Job » Below are records. Copy every line with "JSON" in it.

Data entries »

►

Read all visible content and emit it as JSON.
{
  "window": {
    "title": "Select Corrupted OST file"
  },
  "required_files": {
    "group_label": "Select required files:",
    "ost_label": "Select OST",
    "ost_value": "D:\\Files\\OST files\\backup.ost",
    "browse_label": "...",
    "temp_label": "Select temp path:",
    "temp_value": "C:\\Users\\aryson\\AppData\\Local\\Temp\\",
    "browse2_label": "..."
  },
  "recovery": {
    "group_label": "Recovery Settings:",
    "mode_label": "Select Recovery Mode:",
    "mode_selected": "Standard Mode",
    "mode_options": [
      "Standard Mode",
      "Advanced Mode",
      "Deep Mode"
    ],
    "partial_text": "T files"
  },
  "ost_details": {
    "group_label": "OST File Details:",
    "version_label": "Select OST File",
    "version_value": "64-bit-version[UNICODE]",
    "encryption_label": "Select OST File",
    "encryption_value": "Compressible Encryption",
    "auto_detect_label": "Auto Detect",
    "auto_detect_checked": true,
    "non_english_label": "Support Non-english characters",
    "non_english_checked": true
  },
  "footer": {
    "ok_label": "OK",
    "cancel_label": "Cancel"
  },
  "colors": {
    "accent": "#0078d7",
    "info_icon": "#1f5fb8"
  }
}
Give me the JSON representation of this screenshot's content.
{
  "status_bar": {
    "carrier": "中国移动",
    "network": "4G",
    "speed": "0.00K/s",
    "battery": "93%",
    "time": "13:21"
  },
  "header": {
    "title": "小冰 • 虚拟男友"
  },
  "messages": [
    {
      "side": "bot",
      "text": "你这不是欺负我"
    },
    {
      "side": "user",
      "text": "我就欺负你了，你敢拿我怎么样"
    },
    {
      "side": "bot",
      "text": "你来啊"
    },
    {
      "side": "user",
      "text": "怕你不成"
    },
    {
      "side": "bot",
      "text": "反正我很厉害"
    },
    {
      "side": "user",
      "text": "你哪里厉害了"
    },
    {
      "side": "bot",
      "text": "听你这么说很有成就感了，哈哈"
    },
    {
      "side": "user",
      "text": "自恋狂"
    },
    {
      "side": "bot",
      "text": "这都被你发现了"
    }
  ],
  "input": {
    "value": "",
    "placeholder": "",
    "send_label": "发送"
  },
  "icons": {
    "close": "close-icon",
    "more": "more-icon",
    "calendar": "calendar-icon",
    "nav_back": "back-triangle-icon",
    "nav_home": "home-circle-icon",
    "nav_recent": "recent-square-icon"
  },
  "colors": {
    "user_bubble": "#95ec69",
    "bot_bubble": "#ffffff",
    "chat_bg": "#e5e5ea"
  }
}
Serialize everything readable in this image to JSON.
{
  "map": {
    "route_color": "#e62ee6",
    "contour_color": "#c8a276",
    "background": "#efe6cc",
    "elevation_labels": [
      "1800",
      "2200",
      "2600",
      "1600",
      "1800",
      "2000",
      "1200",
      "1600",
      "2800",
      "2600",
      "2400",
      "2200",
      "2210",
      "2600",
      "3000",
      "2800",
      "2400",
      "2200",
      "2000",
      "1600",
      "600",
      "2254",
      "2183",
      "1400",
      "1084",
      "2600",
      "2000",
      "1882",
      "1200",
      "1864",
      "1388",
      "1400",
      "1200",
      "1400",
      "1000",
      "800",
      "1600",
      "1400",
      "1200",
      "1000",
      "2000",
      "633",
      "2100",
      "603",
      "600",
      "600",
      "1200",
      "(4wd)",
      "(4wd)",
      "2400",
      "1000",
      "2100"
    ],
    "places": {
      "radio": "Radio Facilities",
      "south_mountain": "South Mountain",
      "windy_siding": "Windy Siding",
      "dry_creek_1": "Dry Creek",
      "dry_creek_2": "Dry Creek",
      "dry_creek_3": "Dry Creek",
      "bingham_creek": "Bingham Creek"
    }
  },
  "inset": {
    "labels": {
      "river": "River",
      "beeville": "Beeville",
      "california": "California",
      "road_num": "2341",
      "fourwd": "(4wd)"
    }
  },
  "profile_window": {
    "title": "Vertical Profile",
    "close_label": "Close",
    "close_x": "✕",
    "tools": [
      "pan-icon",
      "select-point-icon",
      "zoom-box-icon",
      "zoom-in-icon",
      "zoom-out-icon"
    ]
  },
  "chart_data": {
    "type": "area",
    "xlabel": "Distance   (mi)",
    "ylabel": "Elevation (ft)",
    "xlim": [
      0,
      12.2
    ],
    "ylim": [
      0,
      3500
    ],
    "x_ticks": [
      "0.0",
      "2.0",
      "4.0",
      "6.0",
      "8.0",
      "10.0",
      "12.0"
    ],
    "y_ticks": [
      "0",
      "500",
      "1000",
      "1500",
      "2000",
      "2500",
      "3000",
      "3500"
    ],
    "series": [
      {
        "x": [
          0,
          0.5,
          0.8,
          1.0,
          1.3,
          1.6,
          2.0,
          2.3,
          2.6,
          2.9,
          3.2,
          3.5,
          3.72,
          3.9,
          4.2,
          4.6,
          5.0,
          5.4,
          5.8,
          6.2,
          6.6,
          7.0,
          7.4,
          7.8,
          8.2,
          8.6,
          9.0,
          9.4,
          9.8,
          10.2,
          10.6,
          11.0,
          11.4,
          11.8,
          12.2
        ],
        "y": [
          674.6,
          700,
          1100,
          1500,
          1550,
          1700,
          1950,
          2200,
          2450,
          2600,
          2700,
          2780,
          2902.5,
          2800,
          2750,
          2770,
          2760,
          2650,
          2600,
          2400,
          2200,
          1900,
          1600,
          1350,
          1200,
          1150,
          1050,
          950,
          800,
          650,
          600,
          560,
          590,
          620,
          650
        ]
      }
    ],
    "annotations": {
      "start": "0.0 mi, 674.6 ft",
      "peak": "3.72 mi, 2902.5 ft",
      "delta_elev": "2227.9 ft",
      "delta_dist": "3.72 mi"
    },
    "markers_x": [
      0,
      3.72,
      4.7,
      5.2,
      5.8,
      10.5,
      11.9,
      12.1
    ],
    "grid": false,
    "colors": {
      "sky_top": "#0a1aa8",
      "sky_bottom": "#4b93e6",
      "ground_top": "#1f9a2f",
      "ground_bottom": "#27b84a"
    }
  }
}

◄

Answer in full »
Read all visible content and emit it as JSON.
Give me the JSON representation of this screenshot's content.
Serialize everything readable in this image to JSON.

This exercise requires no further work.